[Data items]
# # # # # # #

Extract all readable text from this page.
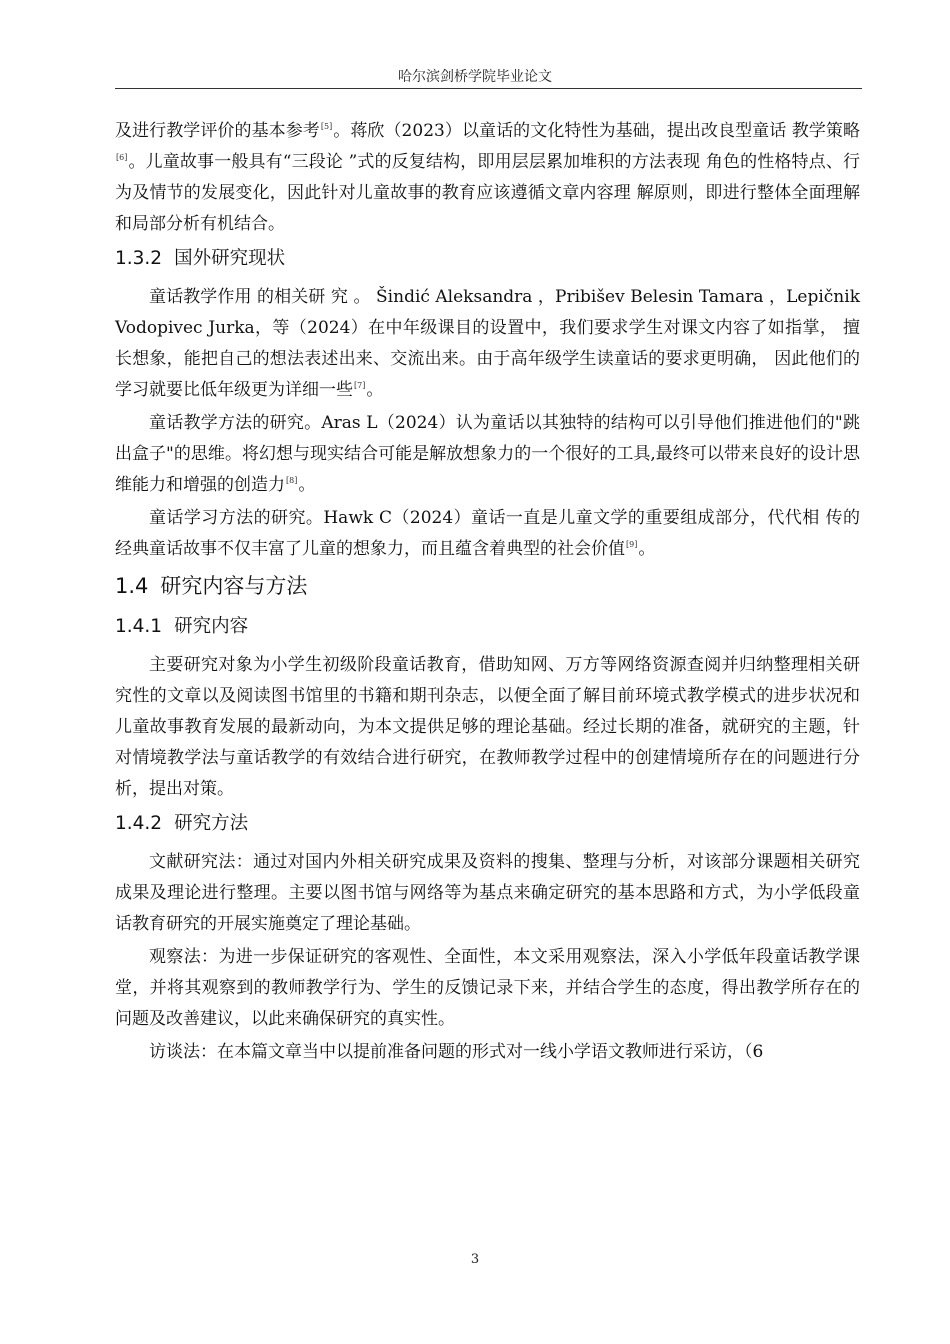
哈尔滨剑桥学院毕业论文

及进行教学评价的基本参考[5]。蒋欣（2023）以童话的文化特性为基础，提出改良型童话 教学策略[6]。儿童故事一般具有“三段论 ”式的反复结构，即用层层累加堆积的方法表现 角色的性格特点、行为及情节的发展变化，因此针对儿童故事的教育应该遵循文章内容理 解原则，即进行整体全面理解和局部分析有机结合。

1.3.2 国外研究现状

童话教学作用 的相关研 究 。 Šindić Aleksandra ，Pribišev Belesin Tamara ，Lepičnik Vodopivec Jurka，等（2024）在中年级课目的设置中，我们要求学生对课文内容了如指掌， 擅长想象，能把自己的想法表述出来、交流出来。由于高年级学生读童话的要求更明确， 因此他们的学习就要比低年级更为详细一些[7]。

童话教学方法的研究。Aras L（2024）认为童话以其独特的结构可以引导他们推进他们的"跳出盒子"的思维。将幻想与现实结合可能是解放想象力的一个很好的工具,最终可以带来良好的设计思维能力和增强的创造力[8]。

童话学习方法的研究。Hawk C（2024）童话一直是儿童文学的重要组成部分，代代相 传的经典童话故事不仅丰富了儿童的想象力，而且蕴含着典型的社会价值[9]。

1.4 研究内容与方法
1.4.1 研究内容

主要研究对象为小学生初级阶段童话教育，借助知网、万方等网络资源查阅并归纳整理相关研究性的文章以及阅读图书馆里的书籍和期刊杂志，以便全面了解目前环境式教学模式的进步状况和儿童故事教育发展的最新动向，为本文提供足够的理论基础。经过长期的准备，就研究的主题，针对情境教学法与童话教学的有效结合进行研究，在教师教学过程中的创建情境所存在的问题进行分析，提出对策。

1.4.2 研究方法

文献研究法：通过对国内外相关研究成果及资料的搜集、整理与分析，对该部分课题相关研究成果及理论进行整理。主要以图书馆与网络等为基点来确定研究的基本思路和方式，为小学低段童话教育研究的开展实施奠定了理论基础。

观察法：为进一步保证研究的客观性、全面性，本文采用观察法，深入小学低年段童话教学课堂，并将其观察到的教师教学行为、学生的反馈记录下来，并结合学生的态度，得出教学所存在的问题及改善建议，以此来确保研究的真实性。

访谈法：在本篇文章当中以提前准备问题的形式对一线小学语文教师进行采访，（6

3
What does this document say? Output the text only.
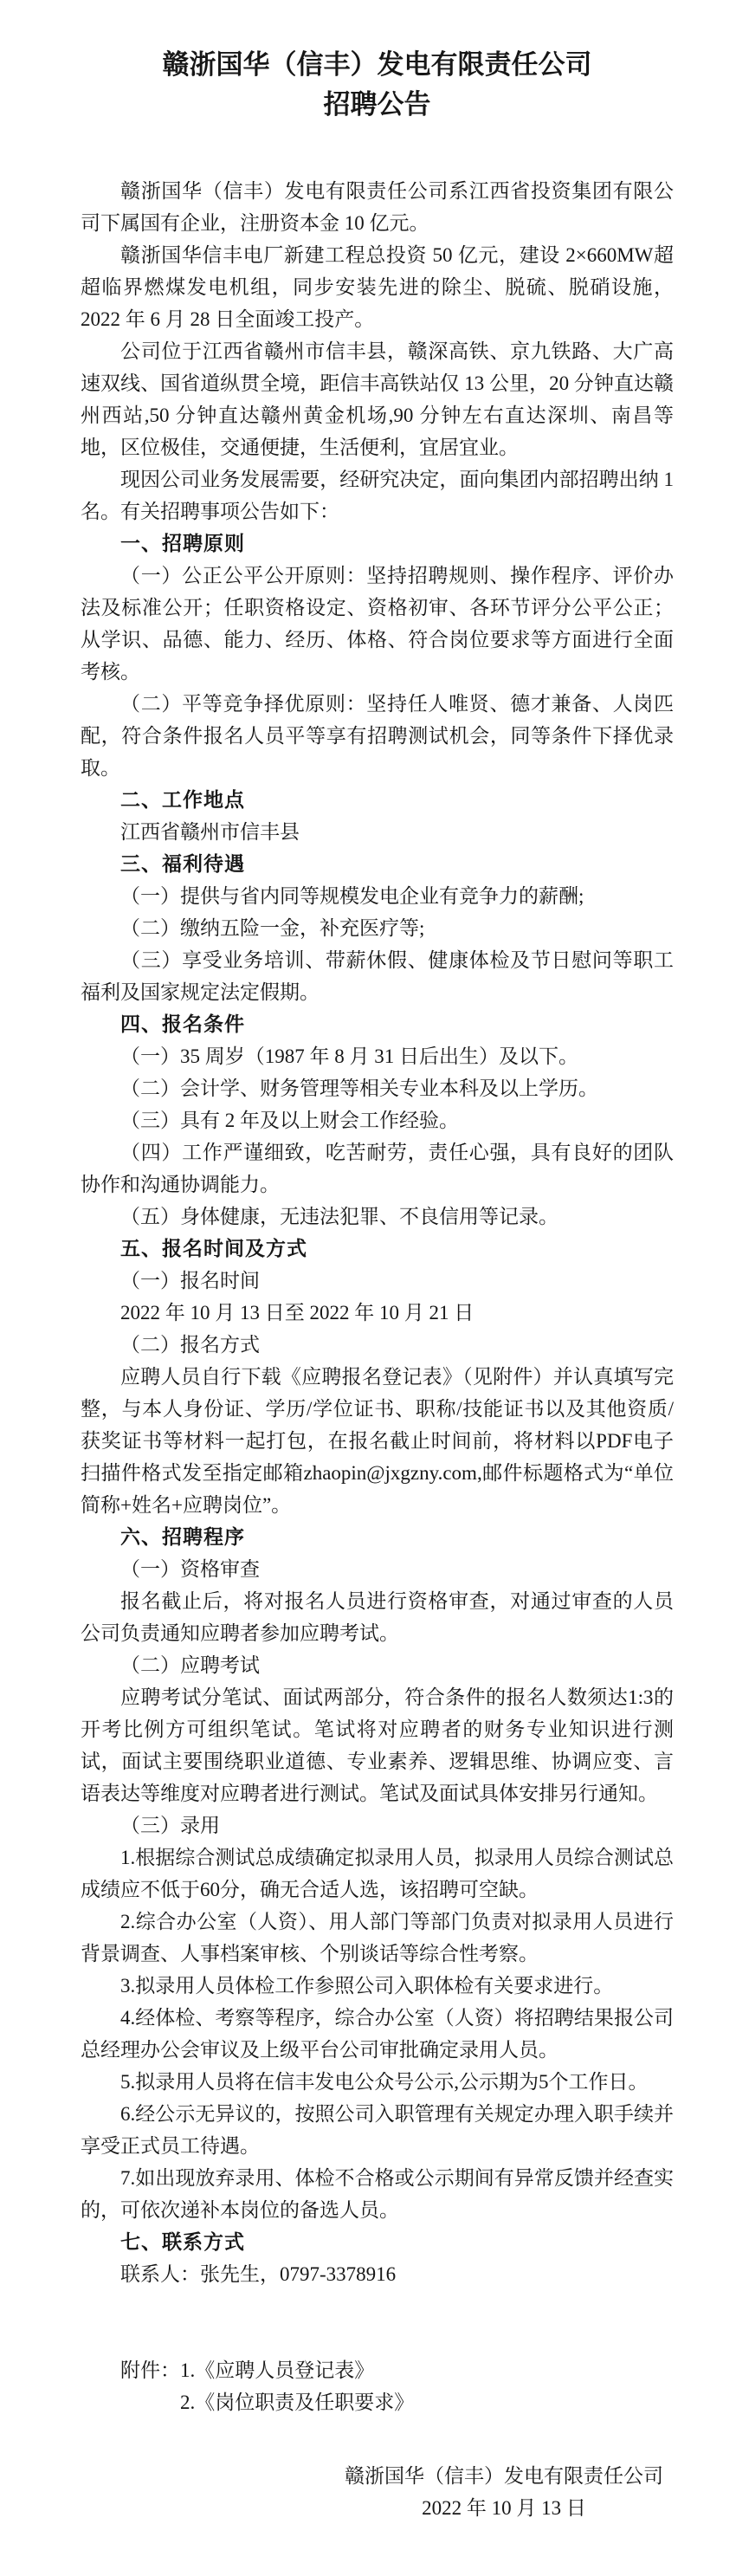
赣浙国华（信丰）发电有限责任公司
招聘公告

赣浙国华（信丰）发电有限责任公司系江西省投资集团有限公司下属国有企业，注册资本金 10 亿元。

赣浙国华信丰电厂新建工程总投资 50 亿元，建设 2×660MW超超临界燃煤发电机组，同步安装先进的除尘、脱硫、脱硝设施，2022 年 6 月 28 日全面竣工投产。

公司位于江西省赣州市信丰县，赣深高铁、京九铁路、大广高速双线、国省道纵贯全境，距信丰高铁站仅 13 公里，20 分钟直达赣州西站,50 分钟直达赣州黄金机场,90 分钟左右直达深圳、南昌等地，区位极佳，交通便捷，生活便利，宜居宜业。

现因公司业务发展需要，经研究决定，面向集团内部招聘出纳 1 名。有关招聘事项公告如下：

一、招聘原则

（一）公正公平公开原则：坚持招聘规则、操作程序、评价办法及标准公开；任职资格设定、资格初审、各环节评分公平公正；从学识、品德、能力、经历、体格、符合岗位要求等方面进行全面考核。

（二）平等竞争择优原则：坚持任人唯贤、德才兼备、人岗匹配，符合条件报名人员平等享有招聘测试机会，同等条件下择优录取。

二、工作地点

江西省赣州市信丰县

三、福利待遇

（一）提供与省内同等规模发电企业有竞争力的薪酬;

（二）缴纳五险一金，补充医疗等;

（三）享受业务培训、带薪休假、健康体检及节日慰问等职工福利及国家规定法定假期。

四、报名条件

（一）35 周岁（1987 年 8 月 31 日后出生）及以下。

（二）会计学、财务管理等相关专业本科及以上学历。

（三）具有 2 年及以上财会工作经验。

（四）工作严谨细致，吃苦耐劳，责任心强，具有良好的团队协作和沟通协调能力。

（五）身体健康，无违法犯罪、不良信用等记录。

五、报名时间及方式

（一）报名时间

2022 年 10 月 13 日至 2022 年 10 月 21 日

（二）报名方式

应聘人员自行下载《应聘报名登记表》（见附件）并认真填写完整，与本人身份证、学历/学位证书、职称/技能证书以及其他资质/获奖证书等材料一起打包，在报名截止时间前，将材料以PDF电子扫描件格式发至指定邮箱zhaopin@jxgzny.com,邮件标题格式为“单位简称+姓名+应聘岗位”。

六、招聘程序

（一）资格审查

报名截止后，将对报名人员进行资格审查，对通过审查的人员公司负责通知应聘者参加应聘考试。

（二）应聘考试

应聘考试分笔试、面试两部分，符合条件的报名人数须达1:3的开考比例方可组织笔试。笔试将对应聘者的财务专业知识进行测试，面试主要围绕职业道德、专业素养、逻辑思维、协调应变、言语表达等维度对应聘者进行测试。笔试及面试具体安排另行通知。

（三）录用

1.根据综合测试总成绩确定拟录用人员，拟录用人员综合测试总成绩应不低于60分，确无合适人选，该招聘可空缺。

2.综合办公室（人资）、用人部门等部门负责对拟录用人员进行背景调查、人事档案审核、个别谈话等综合性考察。

3.拟录用人员体检工作参照公司入职体检有关要求进行。

4.经体检、考察等程序，综合办公室（人资）将招聘结果报公司总经理办公会审议及上级平台公司审批确定录用人员。

5.拟录用人员将在信丰发电公众号公示,公示期为5个工作日。

6.经公示无异议的，按照公司入职管理有关规定办理入职手续并享受正式员工待遇。

7.如出现放弃录用、体检不合格或公示期间有异常反馈并经查实的，可依次递补本岗位的备选人员。

七、联系方式

联系人：张先生，0797-3378916

附件：1.《应聘人员登记表》

2.《岗位职责及任职要求》

赣浙国华（信丰）发电有限责任公司
2022 年 10 月 13 日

# # # # # # #

### WHAT YOU WILL DO
Return each line among the entries that holds the word "text".

### RESULT FOR THIS TASK
Extract all readable text from this page.
What does this document say? Output the text only.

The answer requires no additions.